Pick out the lines below with "components" and list them.

Record excerpts:
************
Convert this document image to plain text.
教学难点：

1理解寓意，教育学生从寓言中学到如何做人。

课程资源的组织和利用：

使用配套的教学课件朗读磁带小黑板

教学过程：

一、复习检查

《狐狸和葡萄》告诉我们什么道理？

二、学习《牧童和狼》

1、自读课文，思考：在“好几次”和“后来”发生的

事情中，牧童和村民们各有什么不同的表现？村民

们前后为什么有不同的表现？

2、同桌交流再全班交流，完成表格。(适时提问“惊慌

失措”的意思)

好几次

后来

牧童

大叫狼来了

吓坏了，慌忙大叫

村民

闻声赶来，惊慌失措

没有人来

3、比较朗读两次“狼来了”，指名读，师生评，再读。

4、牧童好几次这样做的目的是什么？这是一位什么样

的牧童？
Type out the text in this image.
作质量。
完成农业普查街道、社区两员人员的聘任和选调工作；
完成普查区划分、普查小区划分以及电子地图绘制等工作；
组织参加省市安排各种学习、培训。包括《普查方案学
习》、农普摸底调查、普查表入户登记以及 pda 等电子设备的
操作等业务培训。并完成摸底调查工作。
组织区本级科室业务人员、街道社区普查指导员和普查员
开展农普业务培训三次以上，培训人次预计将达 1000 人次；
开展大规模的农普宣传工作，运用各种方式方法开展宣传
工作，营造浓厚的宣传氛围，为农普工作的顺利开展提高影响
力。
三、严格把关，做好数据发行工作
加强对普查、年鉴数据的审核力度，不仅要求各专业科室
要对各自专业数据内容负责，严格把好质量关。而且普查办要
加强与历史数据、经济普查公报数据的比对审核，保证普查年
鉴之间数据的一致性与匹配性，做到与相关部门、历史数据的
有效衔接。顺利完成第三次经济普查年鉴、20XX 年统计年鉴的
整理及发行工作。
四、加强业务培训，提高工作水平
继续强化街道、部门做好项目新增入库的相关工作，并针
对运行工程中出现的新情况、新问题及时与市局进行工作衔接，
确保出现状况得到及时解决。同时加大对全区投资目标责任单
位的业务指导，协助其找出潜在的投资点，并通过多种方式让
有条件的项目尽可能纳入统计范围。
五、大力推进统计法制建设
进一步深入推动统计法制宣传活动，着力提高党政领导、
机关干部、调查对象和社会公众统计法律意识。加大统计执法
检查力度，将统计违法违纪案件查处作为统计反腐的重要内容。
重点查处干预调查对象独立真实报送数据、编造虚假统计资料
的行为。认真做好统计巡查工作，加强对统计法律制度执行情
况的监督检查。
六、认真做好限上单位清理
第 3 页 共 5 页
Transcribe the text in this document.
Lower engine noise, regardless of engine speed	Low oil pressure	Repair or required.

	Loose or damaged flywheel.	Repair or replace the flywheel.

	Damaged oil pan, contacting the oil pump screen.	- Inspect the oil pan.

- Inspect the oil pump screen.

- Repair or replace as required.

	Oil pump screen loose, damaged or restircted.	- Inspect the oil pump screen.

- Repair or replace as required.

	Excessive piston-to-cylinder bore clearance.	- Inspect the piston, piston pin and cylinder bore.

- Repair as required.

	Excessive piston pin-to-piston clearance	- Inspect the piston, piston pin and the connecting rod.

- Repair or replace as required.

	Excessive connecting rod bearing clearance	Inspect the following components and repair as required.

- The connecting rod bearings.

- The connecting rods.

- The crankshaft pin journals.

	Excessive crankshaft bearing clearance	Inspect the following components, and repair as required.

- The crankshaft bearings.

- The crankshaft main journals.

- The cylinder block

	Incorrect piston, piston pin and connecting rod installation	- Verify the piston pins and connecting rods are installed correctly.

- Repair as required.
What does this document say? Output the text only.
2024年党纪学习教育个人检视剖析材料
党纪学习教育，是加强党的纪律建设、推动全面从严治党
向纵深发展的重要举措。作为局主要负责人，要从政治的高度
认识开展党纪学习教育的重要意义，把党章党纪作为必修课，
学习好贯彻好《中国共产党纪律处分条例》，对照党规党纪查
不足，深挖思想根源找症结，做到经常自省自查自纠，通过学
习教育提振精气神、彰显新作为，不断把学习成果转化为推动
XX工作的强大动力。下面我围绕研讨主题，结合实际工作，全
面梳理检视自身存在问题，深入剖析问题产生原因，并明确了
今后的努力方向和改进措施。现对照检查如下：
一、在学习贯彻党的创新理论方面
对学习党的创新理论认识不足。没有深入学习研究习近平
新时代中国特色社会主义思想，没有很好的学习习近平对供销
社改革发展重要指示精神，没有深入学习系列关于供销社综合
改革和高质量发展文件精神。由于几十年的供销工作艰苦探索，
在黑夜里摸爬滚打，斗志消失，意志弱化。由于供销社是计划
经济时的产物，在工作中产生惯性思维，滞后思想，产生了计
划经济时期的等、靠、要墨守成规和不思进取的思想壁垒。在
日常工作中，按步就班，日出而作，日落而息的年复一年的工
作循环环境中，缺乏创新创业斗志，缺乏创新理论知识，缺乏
************
Solution to the problem:
	Excessive connecting rod bearing clearance	Inspect the following components and repair as required.
	Excessive crankshaft bearing clearance	Inspect the following components, and repair as required.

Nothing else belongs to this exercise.